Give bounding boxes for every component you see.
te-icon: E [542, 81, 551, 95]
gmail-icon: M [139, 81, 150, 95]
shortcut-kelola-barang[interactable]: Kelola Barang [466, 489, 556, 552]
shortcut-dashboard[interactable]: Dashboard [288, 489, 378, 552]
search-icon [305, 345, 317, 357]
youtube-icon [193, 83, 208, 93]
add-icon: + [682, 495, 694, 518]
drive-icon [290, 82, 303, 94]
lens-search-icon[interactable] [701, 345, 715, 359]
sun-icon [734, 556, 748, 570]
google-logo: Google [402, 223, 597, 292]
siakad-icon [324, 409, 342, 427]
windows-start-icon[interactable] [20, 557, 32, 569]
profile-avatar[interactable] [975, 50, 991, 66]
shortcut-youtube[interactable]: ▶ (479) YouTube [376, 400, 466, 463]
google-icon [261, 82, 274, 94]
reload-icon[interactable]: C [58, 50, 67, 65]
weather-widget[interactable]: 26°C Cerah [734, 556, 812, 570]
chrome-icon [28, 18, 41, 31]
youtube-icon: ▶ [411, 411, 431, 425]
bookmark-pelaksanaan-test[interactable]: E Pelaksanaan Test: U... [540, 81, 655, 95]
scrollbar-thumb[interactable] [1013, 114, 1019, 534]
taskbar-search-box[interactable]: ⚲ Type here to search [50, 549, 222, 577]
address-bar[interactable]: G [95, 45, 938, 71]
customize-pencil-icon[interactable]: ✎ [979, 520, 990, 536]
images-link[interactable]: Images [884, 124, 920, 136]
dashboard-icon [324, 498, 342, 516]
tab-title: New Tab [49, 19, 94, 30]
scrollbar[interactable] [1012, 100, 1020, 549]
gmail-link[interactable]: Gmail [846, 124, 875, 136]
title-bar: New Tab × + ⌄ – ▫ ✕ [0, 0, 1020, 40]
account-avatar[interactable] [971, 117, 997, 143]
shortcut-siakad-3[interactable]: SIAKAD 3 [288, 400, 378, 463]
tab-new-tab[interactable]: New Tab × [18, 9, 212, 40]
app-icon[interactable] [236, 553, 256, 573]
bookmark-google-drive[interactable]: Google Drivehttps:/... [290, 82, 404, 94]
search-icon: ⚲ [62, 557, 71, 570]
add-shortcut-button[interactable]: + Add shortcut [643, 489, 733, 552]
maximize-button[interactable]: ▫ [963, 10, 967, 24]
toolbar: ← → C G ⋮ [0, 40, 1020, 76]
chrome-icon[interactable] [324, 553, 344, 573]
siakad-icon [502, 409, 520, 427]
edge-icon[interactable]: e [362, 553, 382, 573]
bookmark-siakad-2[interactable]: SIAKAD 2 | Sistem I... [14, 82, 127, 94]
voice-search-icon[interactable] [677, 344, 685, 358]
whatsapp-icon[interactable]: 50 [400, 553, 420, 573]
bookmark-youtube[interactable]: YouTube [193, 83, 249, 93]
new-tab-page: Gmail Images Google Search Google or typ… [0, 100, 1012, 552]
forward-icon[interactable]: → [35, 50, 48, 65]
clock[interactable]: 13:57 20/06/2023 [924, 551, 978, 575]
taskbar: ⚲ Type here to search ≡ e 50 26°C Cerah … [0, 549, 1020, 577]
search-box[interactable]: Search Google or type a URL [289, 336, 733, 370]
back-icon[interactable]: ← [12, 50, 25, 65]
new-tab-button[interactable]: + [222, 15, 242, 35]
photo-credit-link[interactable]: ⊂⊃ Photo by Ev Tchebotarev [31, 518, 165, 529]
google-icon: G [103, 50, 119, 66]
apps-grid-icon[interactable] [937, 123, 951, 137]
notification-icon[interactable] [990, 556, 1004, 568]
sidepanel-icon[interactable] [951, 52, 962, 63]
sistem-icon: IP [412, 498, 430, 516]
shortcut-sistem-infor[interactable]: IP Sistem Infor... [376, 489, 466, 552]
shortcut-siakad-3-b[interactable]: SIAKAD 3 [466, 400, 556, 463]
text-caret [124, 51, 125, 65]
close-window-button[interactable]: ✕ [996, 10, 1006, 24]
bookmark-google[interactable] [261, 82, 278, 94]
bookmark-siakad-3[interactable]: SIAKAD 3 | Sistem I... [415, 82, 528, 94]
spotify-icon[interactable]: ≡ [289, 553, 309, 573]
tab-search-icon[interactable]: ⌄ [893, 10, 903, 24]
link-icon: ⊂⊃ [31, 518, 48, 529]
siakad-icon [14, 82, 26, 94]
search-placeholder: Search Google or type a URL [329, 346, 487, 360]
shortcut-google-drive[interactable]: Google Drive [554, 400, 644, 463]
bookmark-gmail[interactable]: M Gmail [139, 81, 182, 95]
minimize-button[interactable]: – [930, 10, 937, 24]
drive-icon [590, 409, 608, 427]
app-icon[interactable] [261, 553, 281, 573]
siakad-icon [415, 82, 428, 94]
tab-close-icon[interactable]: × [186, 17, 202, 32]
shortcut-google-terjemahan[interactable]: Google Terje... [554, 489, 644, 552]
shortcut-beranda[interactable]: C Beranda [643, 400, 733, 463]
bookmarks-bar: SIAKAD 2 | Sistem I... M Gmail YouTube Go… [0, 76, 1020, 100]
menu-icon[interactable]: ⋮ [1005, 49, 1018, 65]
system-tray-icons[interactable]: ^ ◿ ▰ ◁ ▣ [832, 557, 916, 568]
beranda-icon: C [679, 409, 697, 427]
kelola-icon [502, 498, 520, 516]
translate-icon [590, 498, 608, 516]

==

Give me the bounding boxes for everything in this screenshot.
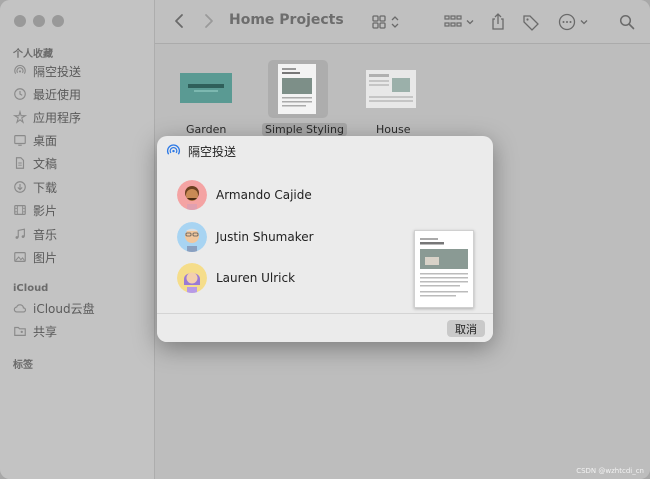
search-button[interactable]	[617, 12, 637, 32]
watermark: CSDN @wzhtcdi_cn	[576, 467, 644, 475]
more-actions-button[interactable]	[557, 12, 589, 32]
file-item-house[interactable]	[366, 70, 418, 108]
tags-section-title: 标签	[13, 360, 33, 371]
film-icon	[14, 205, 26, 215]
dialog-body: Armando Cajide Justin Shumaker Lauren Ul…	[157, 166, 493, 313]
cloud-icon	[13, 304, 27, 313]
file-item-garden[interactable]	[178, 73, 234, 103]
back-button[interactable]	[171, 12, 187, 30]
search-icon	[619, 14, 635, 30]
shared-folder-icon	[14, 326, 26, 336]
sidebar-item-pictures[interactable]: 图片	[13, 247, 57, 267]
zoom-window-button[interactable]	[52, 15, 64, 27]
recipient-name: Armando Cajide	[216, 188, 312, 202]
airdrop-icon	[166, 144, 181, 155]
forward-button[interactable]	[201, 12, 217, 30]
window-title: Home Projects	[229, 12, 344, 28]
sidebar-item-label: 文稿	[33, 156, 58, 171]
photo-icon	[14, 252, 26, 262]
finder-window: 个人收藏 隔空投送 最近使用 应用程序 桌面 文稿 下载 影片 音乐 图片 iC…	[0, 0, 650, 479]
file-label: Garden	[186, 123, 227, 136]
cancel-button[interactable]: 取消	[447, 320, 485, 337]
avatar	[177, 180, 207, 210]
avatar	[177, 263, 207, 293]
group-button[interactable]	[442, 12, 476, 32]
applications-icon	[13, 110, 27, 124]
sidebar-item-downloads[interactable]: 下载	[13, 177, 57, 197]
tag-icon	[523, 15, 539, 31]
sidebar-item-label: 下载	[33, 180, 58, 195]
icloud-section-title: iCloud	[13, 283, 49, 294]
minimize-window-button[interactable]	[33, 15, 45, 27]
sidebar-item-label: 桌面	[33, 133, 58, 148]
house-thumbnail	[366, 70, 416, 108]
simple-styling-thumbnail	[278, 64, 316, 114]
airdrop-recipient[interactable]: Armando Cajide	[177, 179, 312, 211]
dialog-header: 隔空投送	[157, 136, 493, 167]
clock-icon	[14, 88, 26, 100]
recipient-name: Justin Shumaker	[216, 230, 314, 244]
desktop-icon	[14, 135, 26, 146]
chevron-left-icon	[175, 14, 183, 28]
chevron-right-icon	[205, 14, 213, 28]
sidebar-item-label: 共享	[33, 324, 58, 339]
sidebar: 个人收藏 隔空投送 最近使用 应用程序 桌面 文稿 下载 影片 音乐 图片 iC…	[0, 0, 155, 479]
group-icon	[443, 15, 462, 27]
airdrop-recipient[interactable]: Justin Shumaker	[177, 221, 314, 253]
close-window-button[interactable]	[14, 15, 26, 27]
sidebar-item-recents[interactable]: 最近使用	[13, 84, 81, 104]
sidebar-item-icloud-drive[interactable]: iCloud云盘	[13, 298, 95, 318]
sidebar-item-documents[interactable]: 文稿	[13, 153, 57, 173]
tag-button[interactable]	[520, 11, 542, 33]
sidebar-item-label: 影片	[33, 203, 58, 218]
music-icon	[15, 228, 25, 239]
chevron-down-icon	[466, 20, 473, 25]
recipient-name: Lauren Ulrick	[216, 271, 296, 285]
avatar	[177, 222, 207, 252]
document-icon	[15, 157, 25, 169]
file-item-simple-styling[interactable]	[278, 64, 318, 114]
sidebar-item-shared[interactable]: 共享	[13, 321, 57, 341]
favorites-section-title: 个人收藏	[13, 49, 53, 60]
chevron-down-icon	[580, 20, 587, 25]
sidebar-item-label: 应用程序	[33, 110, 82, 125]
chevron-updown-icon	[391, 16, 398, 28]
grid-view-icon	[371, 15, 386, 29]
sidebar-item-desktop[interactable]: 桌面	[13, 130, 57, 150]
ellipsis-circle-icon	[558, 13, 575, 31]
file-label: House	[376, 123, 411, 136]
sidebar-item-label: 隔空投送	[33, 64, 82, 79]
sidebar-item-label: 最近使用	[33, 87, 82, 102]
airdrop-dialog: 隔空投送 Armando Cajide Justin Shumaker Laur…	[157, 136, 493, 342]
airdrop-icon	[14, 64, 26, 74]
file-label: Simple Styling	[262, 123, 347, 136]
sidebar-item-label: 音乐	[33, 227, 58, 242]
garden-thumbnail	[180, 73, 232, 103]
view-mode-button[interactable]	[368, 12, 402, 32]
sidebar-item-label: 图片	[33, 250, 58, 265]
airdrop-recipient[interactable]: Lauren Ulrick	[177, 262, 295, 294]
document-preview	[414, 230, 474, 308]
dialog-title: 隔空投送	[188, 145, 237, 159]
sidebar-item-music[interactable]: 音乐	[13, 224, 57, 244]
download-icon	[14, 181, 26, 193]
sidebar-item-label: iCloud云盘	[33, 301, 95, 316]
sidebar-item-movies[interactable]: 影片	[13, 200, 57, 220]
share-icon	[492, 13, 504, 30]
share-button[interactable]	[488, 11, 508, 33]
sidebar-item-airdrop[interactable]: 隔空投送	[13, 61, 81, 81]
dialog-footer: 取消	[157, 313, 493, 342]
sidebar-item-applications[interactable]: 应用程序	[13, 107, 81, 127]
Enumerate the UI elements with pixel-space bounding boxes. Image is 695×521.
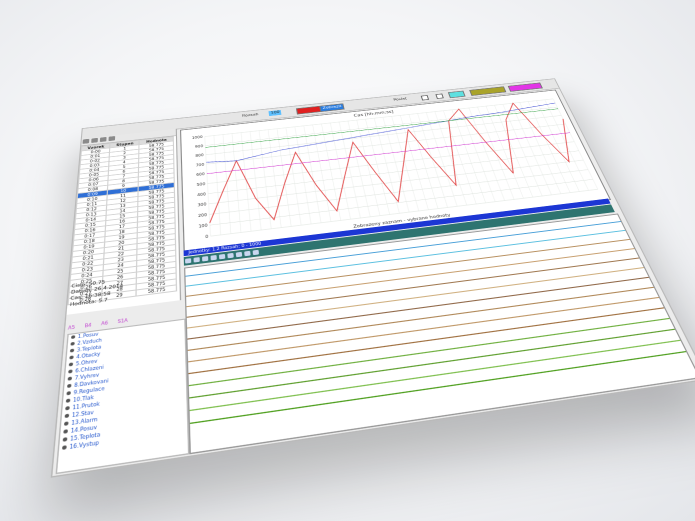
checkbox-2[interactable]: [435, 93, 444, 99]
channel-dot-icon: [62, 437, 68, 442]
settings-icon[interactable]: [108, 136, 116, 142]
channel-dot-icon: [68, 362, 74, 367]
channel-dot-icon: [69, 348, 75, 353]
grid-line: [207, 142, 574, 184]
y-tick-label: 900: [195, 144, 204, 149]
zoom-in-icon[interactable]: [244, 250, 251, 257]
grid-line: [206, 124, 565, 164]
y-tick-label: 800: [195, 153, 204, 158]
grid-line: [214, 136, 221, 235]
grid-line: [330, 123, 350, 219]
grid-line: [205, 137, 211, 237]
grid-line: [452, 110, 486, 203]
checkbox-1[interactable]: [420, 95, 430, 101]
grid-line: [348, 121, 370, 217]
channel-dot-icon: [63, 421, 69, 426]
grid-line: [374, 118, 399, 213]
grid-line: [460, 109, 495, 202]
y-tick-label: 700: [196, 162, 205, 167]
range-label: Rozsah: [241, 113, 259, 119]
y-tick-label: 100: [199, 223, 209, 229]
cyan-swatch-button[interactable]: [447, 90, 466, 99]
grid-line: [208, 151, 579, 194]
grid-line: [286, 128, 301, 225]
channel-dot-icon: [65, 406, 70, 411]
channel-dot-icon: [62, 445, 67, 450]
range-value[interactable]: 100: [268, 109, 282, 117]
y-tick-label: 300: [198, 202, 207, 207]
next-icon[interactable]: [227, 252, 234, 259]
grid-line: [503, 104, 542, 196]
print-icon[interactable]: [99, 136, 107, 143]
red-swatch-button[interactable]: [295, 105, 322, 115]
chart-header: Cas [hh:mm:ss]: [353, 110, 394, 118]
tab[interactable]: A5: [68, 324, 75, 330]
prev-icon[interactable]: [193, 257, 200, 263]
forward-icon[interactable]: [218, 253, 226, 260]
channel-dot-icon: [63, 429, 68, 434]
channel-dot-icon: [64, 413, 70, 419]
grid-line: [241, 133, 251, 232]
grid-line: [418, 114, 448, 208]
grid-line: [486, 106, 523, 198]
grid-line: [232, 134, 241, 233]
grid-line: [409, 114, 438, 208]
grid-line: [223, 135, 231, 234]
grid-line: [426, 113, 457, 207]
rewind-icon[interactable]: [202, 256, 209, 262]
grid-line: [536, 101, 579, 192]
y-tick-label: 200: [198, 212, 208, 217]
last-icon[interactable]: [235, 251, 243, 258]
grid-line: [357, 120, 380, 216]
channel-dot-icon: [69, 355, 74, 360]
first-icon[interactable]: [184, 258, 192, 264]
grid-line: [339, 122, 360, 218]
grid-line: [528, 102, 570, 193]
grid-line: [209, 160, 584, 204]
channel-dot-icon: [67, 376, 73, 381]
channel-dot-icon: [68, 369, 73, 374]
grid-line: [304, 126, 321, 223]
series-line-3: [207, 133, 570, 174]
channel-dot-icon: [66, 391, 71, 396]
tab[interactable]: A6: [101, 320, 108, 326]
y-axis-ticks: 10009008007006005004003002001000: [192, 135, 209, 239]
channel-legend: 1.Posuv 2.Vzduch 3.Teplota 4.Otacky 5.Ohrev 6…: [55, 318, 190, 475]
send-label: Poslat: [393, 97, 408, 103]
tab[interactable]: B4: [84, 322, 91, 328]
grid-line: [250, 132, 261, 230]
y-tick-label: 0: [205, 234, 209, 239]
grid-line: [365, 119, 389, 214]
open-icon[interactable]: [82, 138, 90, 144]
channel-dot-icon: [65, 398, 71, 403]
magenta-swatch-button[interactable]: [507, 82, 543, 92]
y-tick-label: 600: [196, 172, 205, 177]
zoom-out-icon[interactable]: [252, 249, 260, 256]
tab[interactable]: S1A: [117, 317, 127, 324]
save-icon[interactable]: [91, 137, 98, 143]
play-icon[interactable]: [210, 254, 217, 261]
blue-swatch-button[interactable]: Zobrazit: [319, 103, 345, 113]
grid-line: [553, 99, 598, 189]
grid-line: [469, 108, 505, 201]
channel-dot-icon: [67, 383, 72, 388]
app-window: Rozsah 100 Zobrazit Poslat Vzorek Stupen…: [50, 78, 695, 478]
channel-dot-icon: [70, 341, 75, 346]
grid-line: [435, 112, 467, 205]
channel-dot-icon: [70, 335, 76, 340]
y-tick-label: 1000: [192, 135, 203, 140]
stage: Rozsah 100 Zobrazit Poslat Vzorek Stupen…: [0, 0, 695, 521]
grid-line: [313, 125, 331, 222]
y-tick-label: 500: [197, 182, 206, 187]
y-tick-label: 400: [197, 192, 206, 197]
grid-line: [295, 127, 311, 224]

» **Short task**
Extract the lines starting at the one that contains "Give bounding boxes" and ending at the one that contains "search-icon [305, 345, 317, 357]", copying each of them exactly.

» **Exercise response**
Give bounding boxes for every component you see.
te-icon: E [542, 81, 551, 95]
gmail-icon: M [139, 81, 150, 95]
shortcut-kelola-barang[interactable]: Kelola Barang [466, 489, 556, 552]
shortcut-dashboard[interactable]: Dashboard [288, 489, 378, 552]
search-icon [305, 345, 317, 357]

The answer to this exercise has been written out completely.